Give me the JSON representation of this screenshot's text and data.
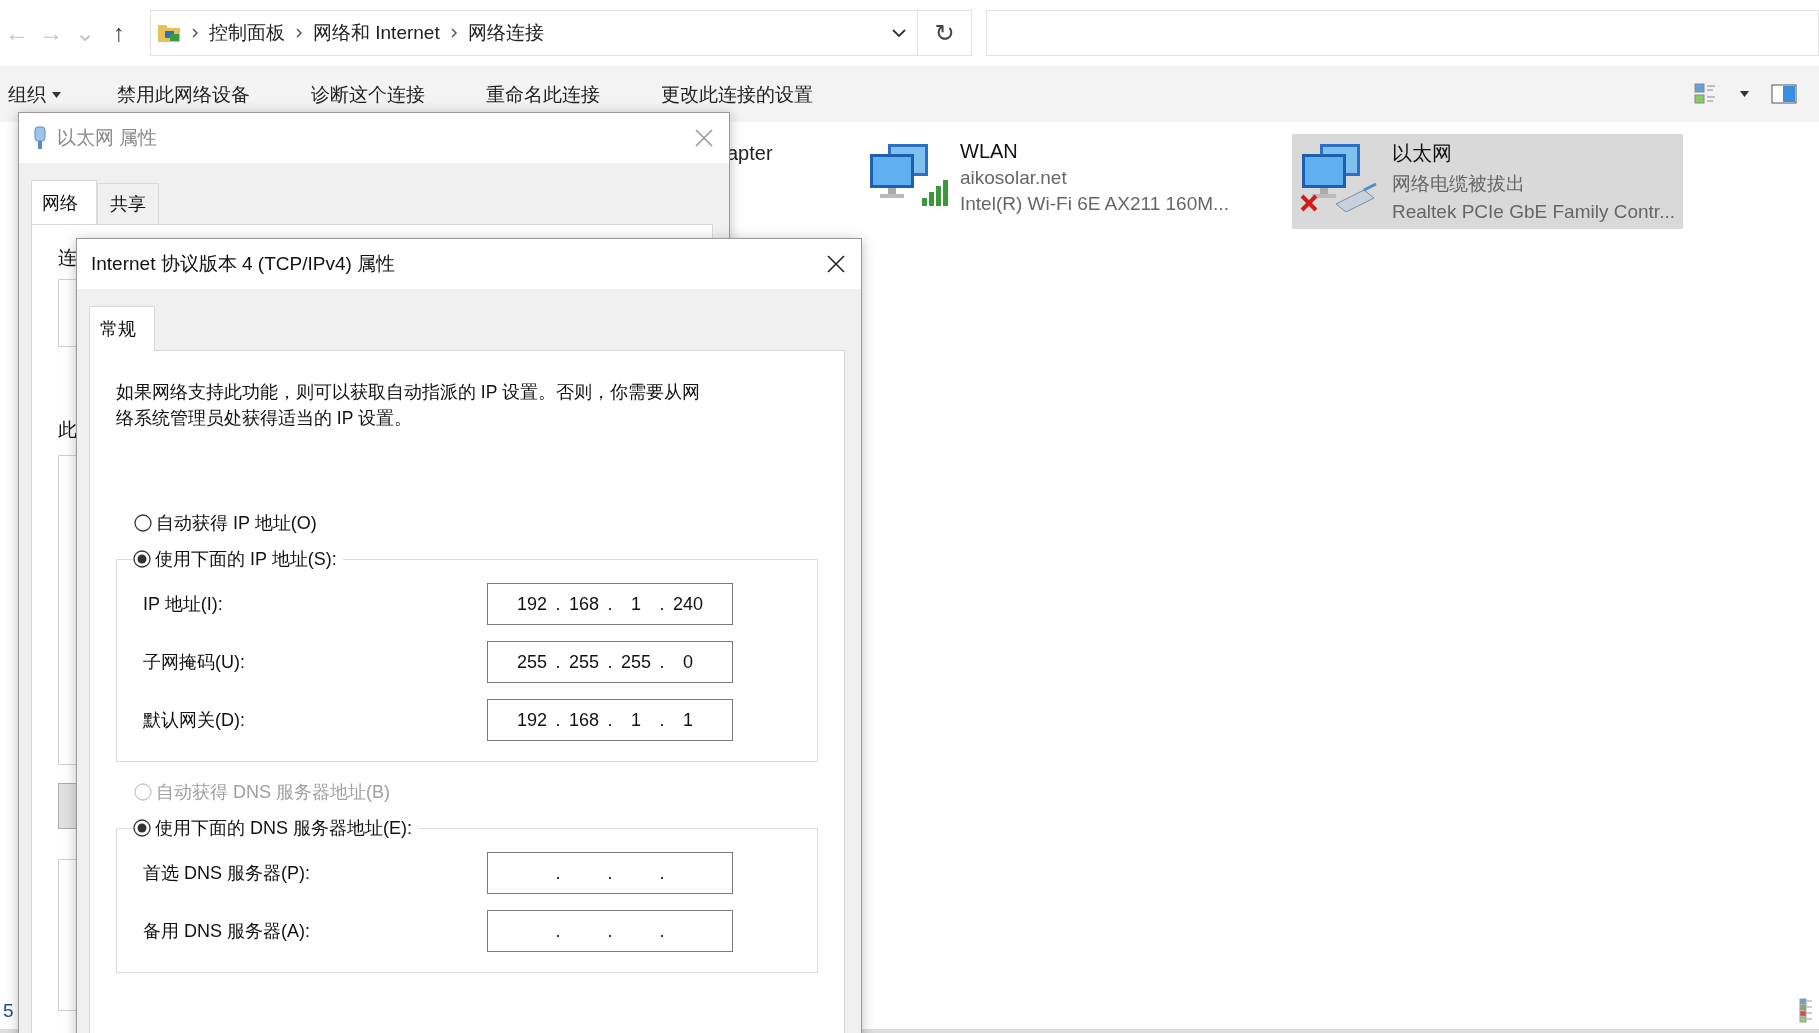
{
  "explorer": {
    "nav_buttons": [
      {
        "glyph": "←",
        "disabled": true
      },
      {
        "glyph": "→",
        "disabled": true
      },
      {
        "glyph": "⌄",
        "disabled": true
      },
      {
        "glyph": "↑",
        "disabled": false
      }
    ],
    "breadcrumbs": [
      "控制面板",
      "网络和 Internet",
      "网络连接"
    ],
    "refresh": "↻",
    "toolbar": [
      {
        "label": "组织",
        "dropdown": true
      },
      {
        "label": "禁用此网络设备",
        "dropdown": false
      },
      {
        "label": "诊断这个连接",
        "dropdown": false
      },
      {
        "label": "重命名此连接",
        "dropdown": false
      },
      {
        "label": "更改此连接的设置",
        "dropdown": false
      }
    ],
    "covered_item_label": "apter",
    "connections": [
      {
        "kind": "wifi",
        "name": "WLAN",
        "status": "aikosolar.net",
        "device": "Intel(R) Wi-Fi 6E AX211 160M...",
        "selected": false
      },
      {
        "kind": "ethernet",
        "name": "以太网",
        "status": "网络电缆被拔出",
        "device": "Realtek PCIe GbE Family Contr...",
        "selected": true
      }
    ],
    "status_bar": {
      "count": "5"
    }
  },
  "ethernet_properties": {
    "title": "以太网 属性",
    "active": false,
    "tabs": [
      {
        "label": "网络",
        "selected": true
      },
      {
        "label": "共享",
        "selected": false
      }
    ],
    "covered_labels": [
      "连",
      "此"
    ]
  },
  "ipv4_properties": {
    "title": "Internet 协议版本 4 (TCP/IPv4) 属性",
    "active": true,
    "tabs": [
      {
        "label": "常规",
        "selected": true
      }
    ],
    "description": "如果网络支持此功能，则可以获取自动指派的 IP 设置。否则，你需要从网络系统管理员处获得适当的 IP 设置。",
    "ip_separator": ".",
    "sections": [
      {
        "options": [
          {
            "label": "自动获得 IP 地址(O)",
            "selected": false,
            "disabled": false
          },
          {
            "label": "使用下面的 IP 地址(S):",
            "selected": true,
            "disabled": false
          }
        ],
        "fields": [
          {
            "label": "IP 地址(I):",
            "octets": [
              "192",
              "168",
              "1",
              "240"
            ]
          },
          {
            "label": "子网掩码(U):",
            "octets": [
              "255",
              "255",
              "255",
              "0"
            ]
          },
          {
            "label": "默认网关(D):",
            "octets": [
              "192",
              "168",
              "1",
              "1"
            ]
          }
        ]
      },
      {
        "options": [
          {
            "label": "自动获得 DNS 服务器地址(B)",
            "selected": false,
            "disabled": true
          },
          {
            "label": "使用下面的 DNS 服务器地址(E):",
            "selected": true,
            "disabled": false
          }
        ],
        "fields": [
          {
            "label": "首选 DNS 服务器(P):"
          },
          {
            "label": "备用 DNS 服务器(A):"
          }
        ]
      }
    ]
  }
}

──────────

Restate each entry word for word, please, but drop any images it holds.

§ **Exercise solution**
Give me the JSON representation of this screenshot's text and data.
{
  "explorer": {
    "nav_buttons": [
      {
        "glyph": "←",
        "disabled": true
      },
      {
        "glyph": "→",
        "disabled": true
      },
      {
        "glyph": "⌄",
        "disabled": true
      },
      {
        "glyph": "↑",
        "disabled": false
      }
    ],
    "breadcrumbs": [
      "控制面板",
      "网络和 Internet",
      "网络连接"
    ],
    "refresh": "↻",
    "toolbar": [
      {
        "label": "组织",
        "dropdown": true
      },
      {
        "label": "禁用此网络设备",
        "dropdown": false
      },
      {
        "label": "诊断这个连接",
        "dropdown": false
      },
      {
        "label": "重命名此连接",
        "dropdown": false
      },
      {
        "label": "更改此连接的设置",
        "dropdown": false
      }
    ],
    "covered_item_label": "apter",
    "connections": [
      {
        "kind": "wifi",
        "name": "WLAN",
        "status": "aikosolar.net",
        "device": "Intel(R) Wi-Fi 6E AX211 160M...",
        "selected": false
      },
      {
        "kind": "ethernet",
        "name": "以太网",
        "status": "网络电缆被拔出",
        "device": "Realtek PCIe GbE Family Contr...",
        "selected": true
      }
    ],
    "status_bar": {
      "count": "5"
    }
  },
  "ethernet_properties": {
    "title": "以太网 属性",
    "active": false,
    "tabs": [
      {
        "label": "网络",
        "selected": true
      },
      {
        "label": "共享",
        "selected": false
      }
    ],
    "covered_labels": [
      "连",
      "此"
    ]
  },
  "ipv4_properties": {
    "title": "Internet 协议版本 4 (TCP/IPv4) 属性",
    "active": true,
    "tabs": [
      {
        "label": "常规",
        "selected": true
      }
    ],
    "description": "如果网络支持此功能，则可以获取自动指派的 IP 设置。否则，你需要从网络系统管理员处获得适当的 IP 设置。",
    "ip_separator": ".",
    "sections": [
      {
        "options": [
          {
            "label": "自动获得 IP 地址(O)",
            "selected": false,
            "disabled": false
          },
          {
            "label": "使用下面的 IP 地址(S):",
            "selected": true,
            "disabled": false
          }
        ],
        "fields": [
          {
            "label": "IP 地址(I):",
            "octets": [
              "192",
              "168",
              "1",
              "240"
            ]
          },
          {
            "label": "子网掩码(U):",
            "octets": [
              "255",
              "255",
              "255",
              "0"
            ]
          },
          {
            "label": "默认网关(D):",
            "octets": [
              "192",
              "168",
              "1",
              "1"
            ]
          }
        ]
      },
      {
        "options": [
          {
            "label": "自动获得 DNS 服务器地址(B)",
            "selected": false,
            "disabled": true
          },
          {
            "label": "使用下面的 DNS 服务器地址(E):",
            "selected": true,
            "disabled": false
          }
        ],
        "fields": [
          {
            "label": "首选 DNS 服务器(P):"
          },
          {
            "label": "备用 DNS 服务器(A):"
          }
        ]
      }
    ]
  }
}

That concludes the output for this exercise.